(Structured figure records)
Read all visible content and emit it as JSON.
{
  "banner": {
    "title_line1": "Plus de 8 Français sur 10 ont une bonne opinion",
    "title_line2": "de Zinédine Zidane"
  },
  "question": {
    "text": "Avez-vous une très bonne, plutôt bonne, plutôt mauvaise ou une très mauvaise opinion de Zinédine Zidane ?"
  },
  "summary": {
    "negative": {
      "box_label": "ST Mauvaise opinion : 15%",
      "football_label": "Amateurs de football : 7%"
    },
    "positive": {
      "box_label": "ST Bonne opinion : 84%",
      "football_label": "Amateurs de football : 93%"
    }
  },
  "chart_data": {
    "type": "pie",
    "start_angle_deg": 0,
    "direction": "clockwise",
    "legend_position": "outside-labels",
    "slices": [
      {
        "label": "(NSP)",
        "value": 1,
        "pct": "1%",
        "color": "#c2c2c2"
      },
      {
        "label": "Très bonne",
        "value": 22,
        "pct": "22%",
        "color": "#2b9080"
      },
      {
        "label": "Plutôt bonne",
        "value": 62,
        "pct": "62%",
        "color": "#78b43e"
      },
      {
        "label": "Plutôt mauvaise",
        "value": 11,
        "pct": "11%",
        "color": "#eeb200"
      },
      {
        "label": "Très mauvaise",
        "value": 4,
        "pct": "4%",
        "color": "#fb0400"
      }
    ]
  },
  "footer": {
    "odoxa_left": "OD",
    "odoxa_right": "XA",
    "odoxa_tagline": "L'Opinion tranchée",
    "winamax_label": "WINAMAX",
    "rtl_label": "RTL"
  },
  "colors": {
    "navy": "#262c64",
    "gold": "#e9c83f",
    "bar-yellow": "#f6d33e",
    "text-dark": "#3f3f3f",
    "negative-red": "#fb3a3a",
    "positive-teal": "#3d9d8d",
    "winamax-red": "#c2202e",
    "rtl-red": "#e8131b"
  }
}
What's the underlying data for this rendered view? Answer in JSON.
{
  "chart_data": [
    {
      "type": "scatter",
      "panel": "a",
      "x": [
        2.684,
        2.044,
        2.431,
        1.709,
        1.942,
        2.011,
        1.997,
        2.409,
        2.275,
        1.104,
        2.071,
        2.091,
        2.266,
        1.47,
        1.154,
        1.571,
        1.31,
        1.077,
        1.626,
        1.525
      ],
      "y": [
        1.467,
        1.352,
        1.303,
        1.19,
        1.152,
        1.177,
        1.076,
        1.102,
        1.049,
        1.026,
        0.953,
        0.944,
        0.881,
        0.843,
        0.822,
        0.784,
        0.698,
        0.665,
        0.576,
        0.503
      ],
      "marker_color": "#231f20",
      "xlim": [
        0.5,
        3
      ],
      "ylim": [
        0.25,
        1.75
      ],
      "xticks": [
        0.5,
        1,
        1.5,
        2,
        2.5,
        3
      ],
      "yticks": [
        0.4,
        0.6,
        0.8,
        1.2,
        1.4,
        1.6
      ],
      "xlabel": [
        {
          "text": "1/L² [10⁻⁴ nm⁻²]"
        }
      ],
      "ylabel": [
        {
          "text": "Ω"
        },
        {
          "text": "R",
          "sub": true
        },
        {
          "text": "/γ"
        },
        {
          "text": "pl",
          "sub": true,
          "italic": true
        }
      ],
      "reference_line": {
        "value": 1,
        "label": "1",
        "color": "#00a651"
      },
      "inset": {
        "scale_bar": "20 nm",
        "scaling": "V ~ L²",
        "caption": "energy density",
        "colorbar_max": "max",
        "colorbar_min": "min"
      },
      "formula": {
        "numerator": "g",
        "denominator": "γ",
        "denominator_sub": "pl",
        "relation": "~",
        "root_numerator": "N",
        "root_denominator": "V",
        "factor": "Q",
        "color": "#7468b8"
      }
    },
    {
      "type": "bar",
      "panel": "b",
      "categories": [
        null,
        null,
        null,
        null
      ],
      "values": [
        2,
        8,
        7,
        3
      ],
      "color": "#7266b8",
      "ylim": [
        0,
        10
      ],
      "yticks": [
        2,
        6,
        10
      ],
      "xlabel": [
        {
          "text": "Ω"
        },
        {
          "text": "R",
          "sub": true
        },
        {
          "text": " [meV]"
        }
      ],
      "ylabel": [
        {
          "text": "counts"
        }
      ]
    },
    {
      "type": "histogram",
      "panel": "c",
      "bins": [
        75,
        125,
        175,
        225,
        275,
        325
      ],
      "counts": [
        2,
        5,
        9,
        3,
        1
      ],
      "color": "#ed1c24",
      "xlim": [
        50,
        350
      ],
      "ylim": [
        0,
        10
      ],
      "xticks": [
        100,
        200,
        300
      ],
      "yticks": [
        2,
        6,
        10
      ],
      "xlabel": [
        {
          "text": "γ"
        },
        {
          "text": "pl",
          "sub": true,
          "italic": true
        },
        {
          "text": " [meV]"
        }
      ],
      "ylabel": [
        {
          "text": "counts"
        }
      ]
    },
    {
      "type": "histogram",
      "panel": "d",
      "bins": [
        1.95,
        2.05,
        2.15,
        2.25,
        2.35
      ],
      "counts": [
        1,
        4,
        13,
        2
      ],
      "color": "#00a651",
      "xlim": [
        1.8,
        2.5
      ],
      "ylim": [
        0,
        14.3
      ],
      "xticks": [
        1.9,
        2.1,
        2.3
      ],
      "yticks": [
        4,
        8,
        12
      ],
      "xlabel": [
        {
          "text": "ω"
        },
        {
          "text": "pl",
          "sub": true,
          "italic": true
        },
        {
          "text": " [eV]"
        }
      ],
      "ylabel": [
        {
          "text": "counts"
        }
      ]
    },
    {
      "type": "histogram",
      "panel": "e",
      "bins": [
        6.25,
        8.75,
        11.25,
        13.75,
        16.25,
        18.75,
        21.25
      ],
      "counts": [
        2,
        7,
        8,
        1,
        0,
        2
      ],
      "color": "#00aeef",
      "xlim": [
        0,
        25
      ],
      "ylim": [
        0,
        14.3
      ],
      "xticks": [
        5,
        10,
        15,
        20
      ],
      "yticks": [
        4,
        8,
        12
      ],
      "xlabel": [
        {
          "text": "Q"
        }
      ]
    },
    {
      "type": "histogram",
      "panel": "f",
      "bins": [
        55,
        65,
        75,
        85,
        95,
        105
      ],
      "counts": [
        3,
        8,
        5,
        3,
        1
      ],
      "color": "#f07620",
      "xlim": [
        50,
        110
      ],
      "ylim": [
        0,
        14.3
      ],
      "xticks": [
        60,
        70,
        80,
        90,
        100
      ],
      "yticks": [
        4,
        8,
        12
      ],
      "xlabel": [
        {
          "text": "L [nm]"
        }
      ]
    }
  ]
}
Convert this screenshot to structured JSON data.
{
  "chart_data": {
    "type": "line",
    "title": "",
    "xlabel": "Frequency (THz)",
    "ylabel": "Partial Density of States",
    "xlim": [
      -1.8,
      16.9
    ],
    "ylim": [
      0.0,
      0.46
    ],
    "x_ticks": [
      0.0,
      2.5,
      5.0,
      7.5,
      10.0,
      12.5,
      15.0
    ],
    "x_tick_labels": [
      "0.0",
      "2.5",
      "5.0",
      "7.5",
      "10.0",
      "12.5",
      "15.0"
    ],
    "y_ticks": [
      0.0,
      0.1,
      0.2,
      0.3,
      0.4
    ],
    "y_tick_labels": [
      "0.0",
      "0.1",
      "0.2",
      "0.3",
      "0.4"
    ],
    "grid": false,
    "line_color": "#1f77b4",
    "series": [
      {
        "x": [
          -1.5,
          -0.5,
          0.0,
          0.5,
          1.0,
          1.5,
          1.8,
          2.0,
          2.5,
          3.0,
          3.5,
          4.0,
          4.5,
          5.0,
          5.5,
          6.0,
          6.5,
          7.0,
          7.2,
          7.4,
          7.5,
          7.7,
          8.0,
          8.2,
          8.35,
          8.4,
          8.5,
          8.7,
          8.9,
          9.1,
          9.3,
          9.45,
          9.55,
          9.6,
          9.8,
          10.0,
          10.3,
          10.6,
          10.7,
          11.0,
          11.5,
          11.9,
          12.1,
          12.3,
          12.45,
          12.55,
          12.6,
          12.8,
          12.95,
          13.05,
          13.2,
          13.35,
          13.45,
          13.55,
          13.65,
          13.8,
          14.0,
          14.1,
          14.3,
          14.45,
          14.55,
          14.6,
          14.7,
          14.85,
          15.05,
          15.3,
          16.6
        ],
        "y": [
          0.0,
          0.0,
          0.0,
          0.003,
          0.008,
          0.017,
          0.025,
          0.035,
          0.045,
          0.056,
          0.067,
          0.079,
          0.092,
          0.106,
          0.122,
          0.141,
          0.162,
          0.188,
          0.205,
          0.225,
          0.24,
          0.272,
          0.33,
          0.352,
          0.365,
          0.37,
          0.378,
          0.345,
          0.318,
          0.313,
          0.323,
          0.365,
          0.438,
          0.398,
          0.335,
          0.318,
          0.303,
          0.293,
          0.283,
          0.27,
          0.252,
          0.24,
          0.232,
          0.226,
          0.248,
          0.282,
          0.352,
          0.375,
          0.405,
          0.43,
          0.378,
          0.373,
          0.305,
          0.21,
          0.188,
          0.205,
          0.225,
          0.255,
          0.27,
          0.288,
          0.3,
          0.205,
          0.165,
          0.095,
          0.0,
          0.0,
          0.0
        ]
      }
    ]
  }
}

• **Goal**
Take every line above carrying "football" and return it.

• **Written answer**
      "football_label": "Amateurs de football : 7%"
      "football_label": "Amateurs de football : 93%"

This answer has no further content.